(SOURCE MATERIAL Opens)

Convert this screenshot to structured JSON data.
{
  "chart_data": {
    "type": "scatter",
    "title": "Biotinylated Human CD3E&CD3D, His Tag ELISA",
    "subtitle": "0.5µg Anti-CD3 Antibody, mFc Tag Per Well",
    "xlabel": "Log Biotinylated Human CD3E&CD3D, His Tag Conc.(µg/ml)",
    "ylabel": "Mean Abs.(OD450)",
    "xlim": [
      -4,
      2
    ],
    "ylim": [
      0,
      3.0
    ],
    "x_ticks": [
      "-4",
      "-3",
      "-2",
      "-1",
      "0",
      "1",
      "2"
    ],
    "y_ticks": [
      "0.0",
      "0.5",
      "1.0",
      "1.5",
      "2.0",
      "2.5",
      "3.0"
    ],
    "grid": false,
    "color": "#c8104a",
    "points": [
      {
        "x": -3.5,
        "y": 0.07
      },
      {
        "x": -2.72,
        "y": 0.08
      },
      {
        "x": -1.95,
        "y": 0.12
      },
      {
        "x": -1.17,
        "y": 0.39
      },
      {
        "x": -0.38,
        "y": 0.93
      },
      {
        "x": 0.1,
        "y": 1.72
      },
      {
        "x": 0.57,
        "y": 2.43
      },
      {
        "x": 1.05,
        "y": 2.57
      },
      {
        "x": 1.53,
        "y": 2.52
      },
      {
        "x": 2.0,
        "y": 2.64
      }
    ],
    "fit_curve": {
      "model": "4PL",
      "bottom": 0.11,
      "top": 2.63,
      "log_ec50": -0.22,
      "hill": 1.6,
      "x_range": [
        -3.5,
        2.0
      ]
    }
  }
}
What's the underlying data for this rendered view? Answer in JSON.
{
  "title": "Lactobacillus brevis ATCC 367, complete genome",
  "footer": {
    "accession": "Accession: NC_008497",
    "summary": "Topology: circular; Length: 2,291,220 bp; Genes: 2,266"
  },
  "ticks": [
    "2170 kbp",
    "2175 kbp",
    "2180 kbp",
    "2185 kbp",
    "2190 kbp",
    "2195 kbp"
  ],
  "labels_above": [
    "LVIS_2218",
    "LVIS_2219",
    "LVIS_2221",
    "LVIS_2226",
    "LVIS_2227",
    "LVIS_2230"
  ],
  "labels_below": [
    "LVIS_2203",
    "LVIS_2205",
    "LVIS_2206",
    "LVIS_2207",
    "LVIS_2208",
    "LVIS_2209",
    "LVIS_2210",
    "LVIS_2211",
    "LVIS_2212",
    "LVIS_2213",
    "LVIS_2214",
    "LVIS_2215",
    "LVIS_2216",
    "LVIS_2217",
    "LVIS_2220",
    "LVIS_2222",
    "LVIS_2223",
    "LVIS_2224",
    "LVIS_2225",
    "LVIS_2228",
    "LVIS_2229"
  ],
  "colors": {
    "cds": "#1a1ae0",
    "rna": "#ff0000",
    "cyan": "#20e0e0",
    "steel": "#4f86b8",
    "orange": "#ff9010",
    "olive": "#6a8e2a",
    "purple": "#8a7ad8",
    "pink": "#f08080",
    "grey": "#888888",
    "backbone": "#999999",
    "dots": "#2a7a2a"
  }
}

(SOURCE MATERIAL Closes)

▸ **TASK**:
Find the string "Human" in the records, then copy each line where it occurs.

▸ **YOUR RESPONSE**:
    "title": "Biotinylated Human CD3E&CD3D, His Tag ELISA",
    "xlabel": "Log Biotinylated Human CD3E&CD3D, His Tag Conc.(µg/ml)",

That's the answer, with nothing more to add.